ENTRIES PROVIDED:
# # # #
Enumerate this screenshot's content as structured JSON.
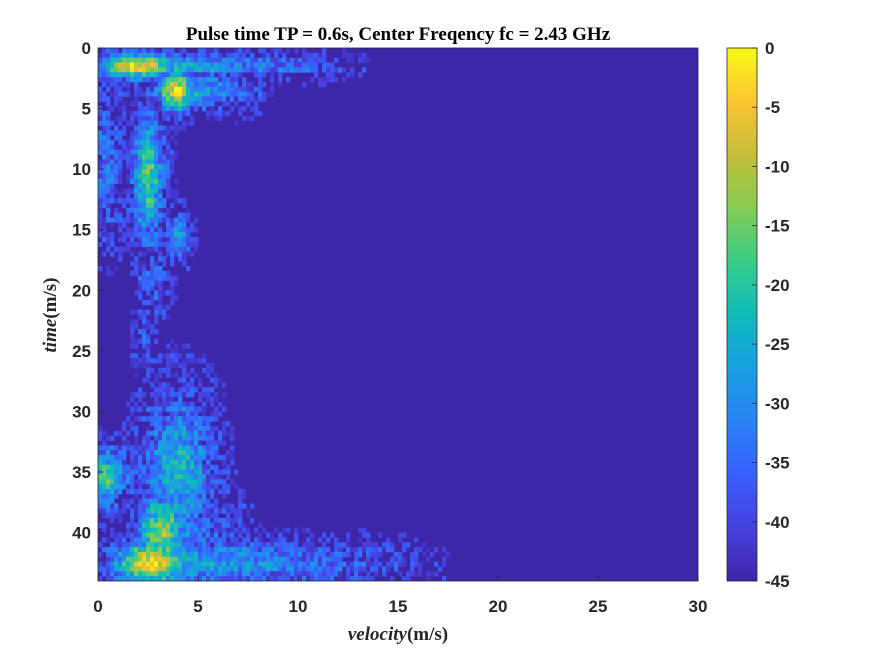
{
  "chart_data": {
    "type": "heatmap",
    "title": "Pulse time TP = 0.6s, Center Freqency fc = 2.43 GHz",
    "xlabel_italic": "velocity",
    "xlabel_unit": "(m/s)",
    "ylabel_italic": "time",
    "ylabel_unit": "(m/s)",
    "xlim": [
      0,
      30
    ],
    "ylim": [
      0,
      44
    ],
    "y_reversed": true,
    "xticks": [
      0,
      5,
      10,
      15,
      20,
      25,
      30
    ],
    "yticks": [
      0,
      5,
      10,
      15,
      20,
      25,
      30,
      35,
      40
    ],
    "colorbar": {
      "range": [
        -45,
        0
      ],
      "ticks": [
        0,
        -5,
        -10,
        -15,
        -20,
        -25,
        -30,
        -35,
        -40,
        -45
      ],
      "colormap": "parula"
    },
    "background_value": -45,
    "cell_width": 0.2,
    "cell_height": 0.4,
    "features": [
      {
        "v_center": 2.0,
        "v_spread": 1.3,
        "t": 1.5,
        "t_spread": 0.7,
        "peak": -4,
        "extent": 14
      },
      {
        "v_center": 3.9,
        "v_spread": 0.6,
        "t": 3.5,
        "t_spread": 1.2,
        "peak": -6,
        "extent": 9
      },
      {
        "v_center": 2.5,
        "v_spread": 0.5,
        "t": 10.5,
        "t_spread": 3.5,
        "peak": -17,
        "extent": 4
      },
      {
        "v_center": 0.4,
        "v_spread": 0.6,
        "t": 9,
        "t_spread": 4,
        "peak": -34,
        "extent": 2
      },
      {
        "v_center": 4.0,
        "v_spread": 0.4,
        "t": 15.5,
        "t_spread": 1.2,
        "peak": -28,
        "extent": 5
      },
      {
        "v_center": 2.8,
        "v_spread": 0.5,
        "t": 19.5,
        "t_spread": 1.5,
        "peak": -36,
        "extent": 4
      },
      {
        "v_center": 2.3,
        "v_spread": 0.3,
        "t": 24,
        "t_spread": 1.8,
        "peak": -37,
        "extent": 3
      },
      {
        "v_center": 4.0,
        "v_spread": 1.1,
        "t": 35,
        "t_spread": 4,
        "peak": -25,
        "extent": 7
      },
      {
        "v_center": 0.4,
        "v_spread": 0.6,
        "t": 35.5,
        "t_spread": 1.5,
        "peak": -20,
        "extent": 3
      },
      {
        "v_center": 3.2,
        "v_spread": 0.8,
        "t": 40,
        "t_spread": 2,
        "peak": -12,
        "extent": 8
      },
      {
        "v_center": 2.7,
        "v_spread": 1.3,
        "t": 42.5,
        "t_spread": 1.2,
        "peak": -5,
        "extent": 18
      }
    ]
  }
}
# # # #
TASK INSTRUCTIONS: In your copy, leave out the pictures and reproduce the material above exactly.

EXERCISE RESULT:
Enumerate this screenshot's content as structured JSON.
{
  "chart_data": {
    "type": "heatmap",
    "title": "Pulse time TP = 0.6s, Center Freqency fc = 2.43 GHz",
    "xlabel_italic": "velocity",
    "xlabel_unit": "(m/s)",
    "ylabel_italic": "time",
    "ylabel_unit": "(m/s)",
    "xlim": [
      0,
      30
    ],
    "ylim": [
      0,
      44
    ],
    "y_reversed": true,
    "xticks": [
      0,
      5,
      10,
      15,
      20,
      25,
      30
    ],
    "yticks": [
      0,
      5,
      10,
      15,
      20,
      25,
      30,
      35,
      40
    ],
    "colorbar": {
      "range": [
        -45,
        0
      ],
      "ticks": [
        0,
        -5,
        -10,
        -15,
        -20,
        -25,
        -30,
        -35,
        -40,
        -45
      ],
      "colormap": "parula"
    },
    "background_value": -45,
    "cell_width": 0.2,
    "cell_height": 0.4,
    "features": [
      {
        "v_center": 2.0,
        "v_spread": 1.3,
        "t": 1.5,
        "t_spread": 0.7,
        "peak": -4,
        "extent": 14
      },
      {
        "v_center": 3.9,
        "v_spread": 0.6,
        "t": 3.5,
        "t_spread": 1.2,
        "peak": -6,
        "extent": 9
      },
      {
        "v_center": 2.5,
        "v_spread": 0.5,
        "t": 10.5,
        "t_spread": 3.5,
        "peak": -17,
        "extent": 4
      },
      {
        "v_center": 0.4,
        "v_spread": 0.6,
        "t": 9,
        "t_spread": 4,
        "peak": -34,
        "extent": 2
      },
      {
        "v_center": 4.0,
        "v_spread": 0.4,
        "t": 15.5,
        "t_spread": 1.2,
        "peak": -28,
        "extent": 5
      },
      {
        "v_center": 2.8,
        "v_spread": 0.5,
        "t": 19.5,
        "t_spread": 1.5,
        "peak": -36,
        "extent": 4
      },
      {
        "v_center": 2.3,
        "v_spread": 0.3,
        "t": 24,
        "t_spread": 1.8,
        "peak": -37,
        "extent": 3
      },
      {
        "v_center": 4.0,
        "v_spread": 1.1,
        "t": 35,
        "t_spread": 4,
        "peak": -25,
        "extent": 7
      },
      {
        "v_center": 0.4,
        "v_spread": 0.6,
        "t": 35.5,
        "t_spread": 1.5,
        "peak": -20,
        "extent": 3
      },
      {
        "v_center": 3.2,
        "v_spread": 0.8,
        "t": 40,
        "t_spread": 2,
        "peak": -12,
        "extent": 8
      },
      {
        "v_center": 2.7,
        "v_spread": 1.3,
        "t": 42.5,
        "t_spread": 1.2,
        "peak": -5,
        "extent": 18
      }
    ]
  }
}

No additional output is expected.